- **Your goal**: Every entry below must be repeated exactly; skip the pictures.

- **Exercise inputs**:
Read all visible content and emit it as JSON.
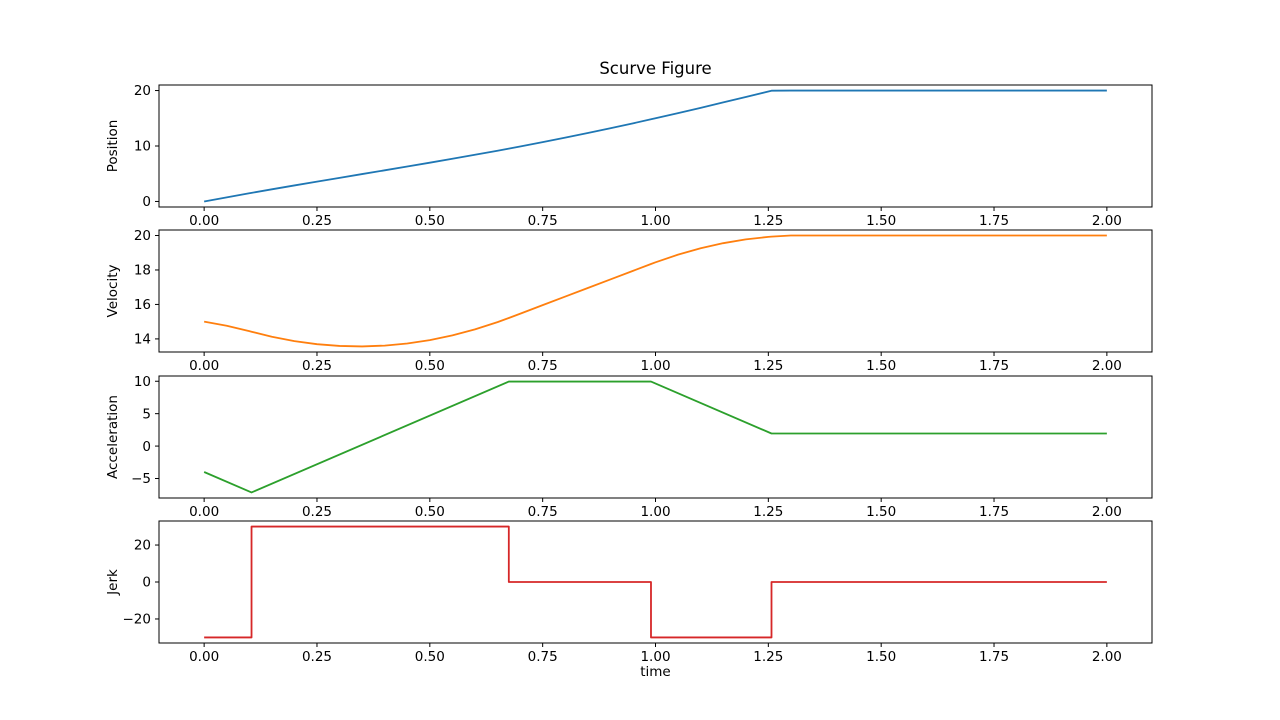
{
  "figure": {
    "title": "Scurve Figure",
    "xlabel": "time",
    "background_color": "#ffffff",
    "axes_edge_color": "#000000",
    "text_color": "#000000"
  },
  "chart_data": {
    "type": "line",
    "title": "Scurve Figure",
    "xlabel": "time",
    "grid": false,
    "legend": null,
    "xlim": [
      -0.1,
      2.1
    ],
    "xticks": [
      0,
      0.25,
      0.5,
      0.75,
      1.0,
      1.25,
      1.5,
      1.75,
      2.0
    ],
    "xtick_labels": [
      "0.00",
      "0.25",
      "0.50",
      "0.75",
      "1.00",
      "1.25",
      "1.50",
      "1.75",
      "2.00"
    ],
    "subplots": [
      {
        "id": "position",
        "ylabel": "Position",
        "color": "#1f77b4",
        "ylim": [
          -1,
          21
        ],
        "yticks": [
          0,
          10,
          20
        ],
        "x": [
          0,
          0.05,
          0.1,
          0.105,
          0.15,
          0.2,
          0.25,
          0.3,
          0.35,
          0.4,
          0.45,
          0.5,
          0.55,
          0.6,
          0.65,
          0.675,
          0.7,
          0.75,
          0.8,
          0.85,
          0.9,
          0.95,
          0.99,
          1.0,
          1.05,
          1.1,
          1.15,
          1.2,
          1.25,
          1.257,
          1.3,
          2.0
        ],
        "y": [
          0,
          0.744,
          1.475,
          1.547,
          2.189,
          2.889,
          3.577,
          4.259,
          4.938,
          5.617,
          6.3,
          6.991,
          7.694,
          8.413,
          9.151,
          9.528,
          9.912,
          10.697,
          11.507,
          12.343,
          13.203,
          14.088,
          14.814,
          14.998,
          15.931,
          16.885,
          17.856,
          18.84,
          19.832,
          19.97,
          20,
          20
        ]
      },
      {
        "id": "velocity",
        "ylabel": "Velocity",
        "color": "#ff7f0e",
        "ylim": [
          13.24,
          20.32
        ],
        "yticks": [
          14,
          16,
          18,
          20
        ],
        "x": [
          0,
          0.05,
          0.1,
          0.105,
          0.15,
          0.2,
          0.25,
          0.3,
          0.35,
          0.4,
          0.45,
          0.5,
          0.55,
          0.6,
          0.65,
          0.675,
          0.7,
          0.75,
          0.8,
          0.85,
          0.9,
          0.95,
          0.99,
          1.0,
          1.05,
          1.1,
          1.15,
          1.2,
          1.25,
          1.257,
          1.3,
          2.0
        ],
        "y": [
          15,
          14.762,
          14.45,
          14.415,
          14.123,
          13.871,
          13.693,
          13.591,
          13.563,
          13.611,
          13.733,
          13.931,
          14.203,
          14.551,
          14.973,
          15.213,
          15.461,
          15.959,
          16.456,
          16.954,
          17.451,
          17.949,
          18.347,
          18.445,
          18.89,
          19.26,
          19.555,
          19.775,
          19.92,
          19.934,
          20,
          20
        ]
      },
      {
        "id": "acceleration",
        "ylabel": "Acceleration",
        "color": "#2ca02c",
        "ylim": [
          -8.01,
          10.81
        ],
        "yticks": [
          -5,
          0,
          5,
          10
        ],
        "x": [
          0,
          0.105,
          0.675,
          0.99,
          1.257,
          2.0
        ],
        "y": [
          -4,
          -7.15,
          9.95,
          9.95,
          1.94,
          1.94
        ]
      },
      {
        "id": "jerk",
        "ylabel": "Jerk",
        "color": "#d62728",
        "ylim": [
          -33,
          33
        ],
        "yticks": [
          -20,
          0,
          20
        ],
        "x": [
          0,
          0.105,
          0.105,
          0.675,
          0.675,
          0.99,
          0.99,
          1.257,
          1.257,
          2.0
        ],
        "y": [
          -30,
          -30,
          30,
          30,
          0,
          0,
          -30,
          -30,
          0,
          0
        ]
      }
    ]
  }
}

- **Full solution**:
Read all visible content and emit it as JSON.
{
  "figure": {
    "title": "Scurve Figure",
    "xlabel": "time",
    "background_color": "#ffffff",
    "axes_edge_color": "#000000",
    "text_color": "#000000"
  },
  "chart_data": {
    "type": "line",
    "title": "Scurve Figure",
    "xlabel": "time",
    "grid": false,
    "legend": null,
    "xlim": [
      -0.1,
      2.1
    ],
    "xticks": [
      0,
      0.25,
      0.5,
      0.75,
      1.0,
      1.25,
      1.5,
      1.75,
      2.0
    ],
    "xtick_labels": [
      "0.00",
      "0.25",
      "0.50",
      "0.75",
      "1.00",
      "1.25",
      "1.50",
      "1.75",
      "2.00"
    ],
    "subplots": [
      {
        "id": "position",
        "ylabel": "Position",
        "color": "#1f77b4",
        "ylim": [
          -1,
          21
        ],
        "yticks": [
          0,
          10,
          20
        ],
        "x": [
          0,
          0.05,
          0.1,
          0.105,
          0.15,
          0.2,
          0.25,
          0.3,
          0.35,
          0.4,
          0.45,
          0.5,
          0.55,
          0.6,
          0.65,
          0.675,
          0.7,
          0.75,
          0.8,
          0.85,
          0.9,
          0.95,
          0.99,
          1.0,
          1.05,
          1.1,
          1.15,
          1.2,
          1.25,
          1.257,
          1.3,
          2.0
        ],
        "y": [
          0,
          0.744,
          1.475,
          1.547,
          2.189,
          2.889,
          3.577,
          4.259,
          4.938,
          5.617,
          6.3,
          6.991,
          7.694,
          8.413,
          9.151,
          9.528,
          9.912,
          10.697,
          11.507,
          12.343,
          13.203,
          14.088,
          14.814,
          14.998,
          15.931,
          16.885,
          17.856,
          18.84,
          19.832,
          19.97,
          20,
          20
        ]
      },
      {
        "id": "velocity",
        "ylabel": "Velocity",
        "color": "#ff7f0e",
        "ylim": [
          13.24,
          20.32
        ],
        "yticks": [
          14,
          16,
          18,
          20
        ],
        "x": [
          0,
          0.05,
          0.1,
          0.105,
          0.15,
          0.2,
          0.25,
          0.3,
          0.35,
          0.4,
          0.45,
          0.5,
          0.55,
          0.6,
          0.65,
          0.675,
          0.7,
          0.75,
          0.8,
          0.85,
          0.9,
          0.95,
          0.99,
          1.0,
          1.05,
          1.1,
          1.15,
          1.2,
          1.25,
          1.257,
          1.3,
          2.0
        ],
        "y": [
          15,
          14.762,
          14.45,
          14.415,
          14.123,
          13.871,
          13.693,
          13.591,
          13.563,
          13.611,
          13.733,
          13.931,
          14.203,
          14.551,
          14.973,
          15.213,
          15.461,
          15.959,
          16.456,
          16.954,
          17.451,
          17.949,
          18.347,
          18.445,
          18.89,
          19.26,
          19.555,
          19.775,
          19.92,
          19.934,
          20,
          20
        ]
      },
      {
        "id": "acceleration",
        "ylabel": "Acceleration",
        "color": "#2ca02c",
        "ylim": [
          -8.01,
          10.81
        ],
        "yticks": [
          -5,
          0,
          5,
          10
        ],
        "x": [
          0,
          0.105,
          0.675,
          0.99,
          1.257,
          2.0
        ],
        "y": [
          -4,
          -7.15,
          9.95,
          9.95,
          1.94,
          1.94
        ]
      },
      {
        "id": "jerk",
        "ylabel": "Jerk",
        "color": "#d62728",
        "ylim": [
          -33,
          33
        ],
        "yticks": [
          -20,
          0,
          20
        ],
        "x": [
          0,
          0.105,
          0.105,
          0.675,
          0.675,
          0.99,
          0.99,
          1.257,
          1.257,
          2.0
        ],
        "y": [
          -30,
          -30,
          30,
          30,
          0,
          0,
          -30,
          -30,
          0,
          0
        ]
      }
    ]
  }
}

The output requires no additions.